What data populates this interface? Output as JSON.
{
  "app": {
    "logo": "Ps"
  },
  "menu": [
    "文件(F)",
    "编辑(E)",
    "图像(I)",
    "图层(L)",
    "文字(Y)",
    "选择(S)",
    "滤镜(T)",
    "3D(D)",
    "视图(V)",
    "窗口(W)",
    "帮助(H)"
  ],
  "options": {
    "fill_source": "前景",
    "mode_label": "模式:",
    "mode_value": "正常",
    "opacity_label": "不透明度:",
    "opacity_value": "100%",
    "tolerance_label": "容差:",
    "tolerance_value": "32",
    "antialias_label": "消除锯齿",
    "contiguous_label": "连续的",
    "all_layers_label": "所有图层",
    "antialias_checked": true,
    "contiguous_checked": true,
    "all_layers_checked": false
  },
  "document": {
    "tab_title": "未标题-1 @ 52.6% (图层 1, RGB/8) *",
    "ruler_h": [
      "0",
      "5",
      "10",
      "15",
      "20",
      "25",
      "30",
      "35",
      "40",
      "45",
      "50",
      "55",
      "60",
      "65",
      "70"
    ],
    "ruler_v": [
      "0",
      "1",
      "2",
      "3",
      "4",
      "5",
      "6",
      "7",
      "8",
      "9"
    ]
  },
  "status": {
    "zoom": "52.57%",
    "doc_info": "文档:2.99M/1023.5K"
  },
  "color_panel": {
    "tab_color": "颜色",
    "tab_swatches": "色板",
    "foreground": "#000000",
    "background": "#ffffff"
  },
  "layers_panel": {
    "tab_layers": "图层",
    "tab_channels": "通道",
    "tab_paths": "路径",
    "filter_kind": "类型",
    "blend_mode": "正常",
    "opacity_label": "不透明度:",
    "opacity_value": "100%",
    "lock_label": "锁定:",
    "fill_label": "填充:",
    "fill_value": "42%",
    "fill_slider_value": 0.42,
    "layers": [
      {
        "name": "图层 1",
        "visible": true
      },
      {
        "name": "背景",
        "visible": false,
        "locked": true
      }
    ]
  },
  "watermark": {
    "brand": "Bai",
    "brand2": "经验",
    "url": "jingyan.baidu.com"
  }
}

-*-*-

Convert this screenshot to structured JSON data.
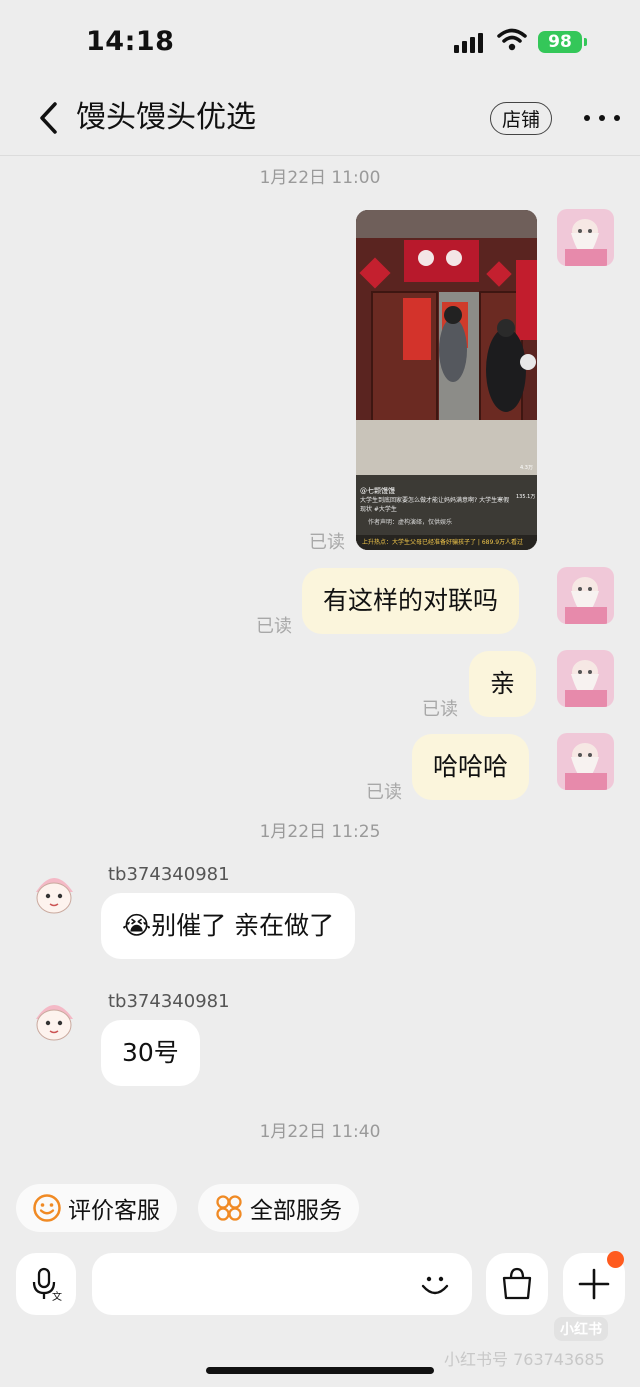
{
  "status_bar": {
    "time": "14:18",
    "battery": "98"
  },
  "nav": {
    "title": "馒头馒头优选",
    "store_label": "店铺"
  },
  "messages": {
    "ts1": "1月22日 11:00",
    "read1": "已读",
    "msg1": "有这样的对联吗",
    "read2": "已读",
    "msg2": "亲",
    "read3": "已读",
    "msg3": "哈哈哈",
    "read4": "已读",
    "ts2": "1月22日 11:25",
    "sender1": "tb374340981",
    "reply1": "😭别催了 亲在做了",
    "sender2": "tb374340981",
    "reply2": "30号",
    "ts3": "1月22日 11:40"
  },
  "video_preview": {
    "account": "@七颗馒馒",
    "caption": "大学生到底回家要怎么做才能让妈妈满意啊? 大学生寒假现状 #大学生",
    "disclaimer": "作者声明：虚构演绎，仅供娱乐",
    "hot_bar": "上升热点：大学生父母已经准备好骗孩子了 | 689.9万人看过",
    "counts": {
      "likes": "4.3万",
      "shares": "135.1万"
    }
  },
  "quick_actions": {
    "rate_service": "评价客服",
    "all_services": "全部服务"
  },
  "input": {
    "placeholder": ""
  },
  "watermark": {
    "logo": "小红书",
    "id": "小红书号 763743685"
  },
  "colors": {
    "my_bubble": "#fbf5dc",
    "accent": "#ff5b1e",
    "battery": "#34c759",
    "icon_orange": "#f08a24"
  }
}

-*-*-

### WORK TO DO
Return each line where "data" shows up.

### EXERCISE SOLUTION
What data populates this interface? Output as JSON.
Convert this screenshot to structured JSON data.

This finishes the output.